Rows from a figure dataset:

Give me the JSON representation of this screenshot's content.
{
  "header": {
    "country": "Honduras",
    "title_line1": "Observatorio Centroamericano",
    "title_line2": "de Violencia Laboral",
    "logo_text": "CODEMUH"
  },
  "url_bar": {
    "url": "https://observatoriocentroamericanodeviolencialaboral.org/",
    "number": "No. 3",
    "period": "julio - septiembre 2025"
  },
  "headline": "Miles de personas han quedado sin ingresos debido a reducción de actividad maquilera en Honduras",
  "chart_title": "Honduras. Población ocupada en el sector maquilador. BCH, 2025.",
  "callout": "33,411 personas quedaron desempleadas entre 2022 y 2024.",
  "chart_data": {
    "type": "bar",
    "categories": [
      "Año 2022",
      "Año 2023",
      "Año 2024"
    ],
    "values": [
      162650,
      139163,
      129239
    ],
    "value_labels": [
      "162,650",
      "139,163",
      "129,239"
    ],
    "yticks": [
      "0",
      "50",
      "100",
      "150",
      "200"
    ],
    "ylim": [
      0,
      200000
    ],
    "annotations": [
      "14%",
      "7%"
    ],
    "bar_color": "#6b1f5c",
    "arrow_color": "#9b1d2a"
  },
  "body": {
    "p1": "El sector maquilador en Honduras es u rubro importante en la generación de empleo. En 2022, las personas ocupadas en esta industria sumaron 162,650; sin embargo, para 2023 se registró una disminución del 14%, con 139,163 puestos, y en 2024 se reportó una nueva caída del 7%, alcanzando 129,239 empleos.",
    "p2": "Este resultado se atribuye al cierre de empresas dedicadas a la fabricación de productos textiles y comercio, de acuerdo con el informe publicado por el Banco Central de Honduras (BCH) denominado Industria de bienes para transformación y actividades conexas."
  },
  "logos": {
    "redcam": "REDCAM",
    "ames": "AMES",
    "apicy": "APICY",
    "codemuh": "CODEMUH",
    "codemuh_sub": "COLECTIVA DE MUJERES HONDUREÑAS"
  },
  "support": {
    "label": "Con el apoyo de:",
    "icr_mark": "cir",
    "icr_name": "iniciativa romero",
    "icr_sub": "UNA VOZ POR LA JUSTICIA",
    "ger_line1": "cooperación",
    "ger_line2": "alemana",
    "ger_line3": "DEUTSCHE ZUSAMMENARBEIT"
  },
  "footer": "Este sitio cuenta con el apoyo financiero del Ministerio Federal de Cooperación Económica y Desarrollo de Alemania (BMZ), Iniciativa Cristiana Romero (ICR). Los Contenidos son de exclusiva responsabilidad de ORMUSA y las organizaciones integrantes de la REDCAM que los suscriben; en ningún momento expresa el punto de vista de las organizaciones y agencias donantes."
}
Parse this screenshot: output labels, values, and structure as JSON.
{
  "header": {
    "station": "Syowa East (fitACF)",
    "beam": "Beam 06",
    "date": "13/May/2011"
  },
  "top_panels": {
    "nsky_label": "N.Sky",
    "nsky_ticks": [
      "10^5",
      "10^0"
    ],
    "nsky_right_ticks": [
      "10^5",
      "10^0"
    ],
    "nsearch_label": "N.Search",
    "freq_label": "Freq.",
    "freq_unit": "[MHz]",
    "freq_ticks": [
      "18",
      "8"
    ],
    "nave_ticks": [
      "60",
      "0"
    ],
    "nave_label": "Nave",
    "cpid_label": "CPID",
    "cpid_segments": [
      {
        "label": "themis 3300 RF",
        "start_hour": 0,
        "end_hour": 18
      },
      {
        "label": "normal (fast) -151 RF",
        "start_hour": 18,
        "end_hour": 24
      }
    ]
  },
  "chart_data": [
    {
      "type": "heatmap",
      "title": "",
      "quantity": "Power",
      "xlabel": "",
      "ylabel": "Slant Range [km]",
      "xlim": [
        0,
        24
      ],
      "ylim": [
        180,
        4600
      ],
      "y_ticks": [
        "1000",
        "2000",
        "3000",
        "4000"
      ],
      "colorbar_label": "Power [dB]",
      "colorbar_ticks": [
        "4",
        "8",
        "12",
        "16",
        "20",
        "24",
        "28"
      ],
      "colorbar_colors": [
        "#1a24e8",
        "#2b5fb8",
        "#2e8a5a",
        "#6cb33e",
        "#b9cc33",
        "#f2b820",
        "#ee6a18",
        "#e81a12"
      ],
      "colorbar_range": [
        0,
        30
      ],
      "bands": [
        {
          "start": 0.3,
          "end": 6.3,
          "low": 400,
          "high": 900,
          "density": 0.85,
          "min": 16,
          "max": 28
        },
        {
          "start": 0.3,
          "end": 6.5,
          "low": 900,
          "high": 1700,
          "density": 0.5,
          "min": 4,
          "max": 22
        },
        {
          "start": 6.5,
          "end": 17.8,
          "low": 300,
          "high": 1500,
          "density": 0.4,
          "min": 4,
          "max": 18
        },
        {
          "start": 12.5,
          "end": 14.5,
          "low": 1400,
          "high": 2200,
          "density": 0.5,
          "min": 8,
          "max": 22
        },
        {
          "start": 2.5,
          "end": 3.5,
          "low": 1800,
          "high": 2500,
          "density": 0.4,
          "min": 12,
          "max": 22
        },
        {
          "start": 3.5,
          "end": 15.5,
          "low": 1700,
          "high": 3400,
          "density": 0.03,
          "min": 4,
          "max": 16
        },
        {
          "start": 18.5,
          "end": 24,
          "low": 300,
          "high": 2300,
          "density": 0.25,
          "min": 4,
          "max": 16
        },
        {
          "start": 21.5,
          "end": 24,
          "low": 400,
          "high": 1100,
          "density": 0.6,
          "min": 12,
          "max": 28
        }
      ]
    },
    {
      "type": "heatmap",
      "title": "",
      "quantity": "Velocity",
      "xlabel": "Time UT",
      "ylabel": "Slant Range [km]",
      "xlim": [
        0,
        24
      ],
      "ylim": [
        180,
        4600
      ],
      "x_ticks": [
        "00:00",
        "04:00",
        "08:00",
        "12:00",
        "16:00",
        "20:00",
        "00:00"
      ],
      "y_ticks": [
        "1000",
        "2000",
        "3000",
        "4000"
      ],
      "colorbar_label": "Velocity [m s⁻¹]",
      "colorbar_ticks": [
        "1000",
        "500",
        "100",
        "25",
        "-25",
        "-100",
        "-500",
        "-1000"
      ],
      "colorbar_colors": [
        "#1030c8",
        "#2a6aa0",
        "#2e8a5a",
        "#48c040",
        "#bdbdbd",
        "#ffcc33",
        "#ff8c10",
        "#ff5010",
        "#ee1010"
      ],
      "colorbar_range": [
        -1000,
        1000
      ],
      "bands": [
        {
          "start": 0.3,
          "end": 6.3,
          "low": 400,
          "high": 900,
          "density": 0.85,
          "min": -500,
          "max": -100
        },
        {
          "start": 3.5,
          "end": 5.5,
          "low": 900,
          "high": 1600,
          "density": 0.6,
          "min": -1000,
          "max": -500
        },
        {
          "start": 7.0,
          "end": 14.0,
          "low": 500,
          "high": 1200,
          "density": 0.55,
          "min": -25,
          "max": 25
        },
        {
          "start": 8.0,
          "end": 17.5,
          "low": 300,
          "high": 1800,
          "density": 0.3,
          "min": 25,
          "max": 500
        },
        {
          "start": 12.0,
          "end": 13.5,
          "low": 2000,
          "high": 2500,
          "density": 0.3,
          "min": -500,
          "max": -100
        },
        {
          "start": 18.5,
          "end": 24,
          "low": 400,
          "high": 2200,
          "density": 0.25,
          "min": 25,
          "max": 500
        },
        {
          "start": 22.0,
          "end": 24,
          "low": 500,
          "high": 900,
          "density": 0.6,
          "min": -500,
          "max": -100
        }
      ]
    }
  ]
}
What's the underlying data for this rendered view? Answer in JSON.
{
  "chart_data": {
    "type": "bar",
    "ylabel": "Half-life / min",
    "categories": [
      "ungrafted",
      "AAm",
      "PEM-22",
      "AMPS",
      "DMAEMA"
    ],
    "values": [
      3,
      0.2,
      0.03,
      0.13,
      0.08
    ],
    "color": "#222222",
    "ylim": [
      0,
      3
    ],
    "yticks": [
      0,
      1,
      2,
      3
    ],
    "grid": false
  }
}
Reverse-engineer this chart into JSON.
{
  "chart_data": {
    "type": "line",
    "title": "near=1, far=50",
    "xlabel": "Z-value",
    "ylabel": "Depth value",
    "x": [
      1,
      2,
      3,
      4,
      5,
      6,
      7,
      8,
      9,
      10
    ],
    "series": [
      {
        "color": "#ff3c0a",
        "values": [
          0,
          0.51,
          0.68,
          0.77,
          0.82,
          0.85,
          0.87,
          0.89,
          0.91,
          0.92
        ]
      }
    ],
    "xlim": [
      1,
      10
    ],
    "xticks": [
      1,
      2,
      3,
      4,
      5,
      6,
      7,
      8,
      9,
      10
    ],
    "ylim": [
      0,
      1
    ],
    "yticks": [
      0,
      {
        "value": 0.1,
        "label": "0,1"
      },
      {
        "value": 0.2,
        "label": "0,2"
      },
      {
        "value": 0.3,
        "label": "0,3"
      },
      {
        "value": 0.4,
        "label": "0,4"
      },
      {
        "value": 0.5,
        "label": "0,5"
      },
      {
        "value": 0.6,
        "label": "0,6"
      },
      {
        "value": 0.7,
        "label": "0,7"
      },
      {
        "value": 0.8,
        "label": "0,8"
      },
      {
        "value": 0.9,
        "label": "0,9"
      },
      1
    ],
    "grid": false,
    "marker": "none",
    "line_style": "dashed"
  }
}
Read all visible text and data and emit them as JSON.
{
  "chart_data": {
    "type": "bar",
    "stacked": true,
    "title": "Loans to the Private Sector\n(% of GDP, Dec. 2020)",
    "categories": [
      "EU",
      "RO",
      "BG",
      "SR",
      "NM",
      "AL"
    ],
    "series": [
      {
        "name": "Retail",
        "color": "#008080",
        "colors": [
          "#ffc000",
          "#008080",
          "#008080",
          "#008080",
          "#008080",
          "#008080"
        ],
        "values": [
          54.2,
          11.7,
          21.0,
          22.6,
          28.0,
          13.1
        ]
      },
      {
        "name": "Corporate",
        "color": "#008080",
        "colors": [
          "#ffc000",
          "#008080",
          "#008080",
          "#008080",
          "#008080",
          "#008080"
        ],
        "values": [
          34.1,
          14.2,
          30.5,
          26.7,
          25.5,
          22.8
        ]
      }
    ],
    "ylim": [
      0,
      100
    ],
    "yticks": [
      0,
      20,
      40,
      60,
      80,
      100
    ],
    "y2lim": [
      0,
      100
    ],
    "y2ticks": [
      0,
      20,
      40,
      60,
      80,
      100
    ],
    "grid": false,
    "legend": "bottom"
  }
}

* WHAT NEEDS TO BE DONE *
Spot every line that holds "Velocity" and copy it.

* ANSWER TO THIS EXERCISE *
      "quantity": "Velocity",
      "colorbar_label": "Velocity [m s⁻¹]",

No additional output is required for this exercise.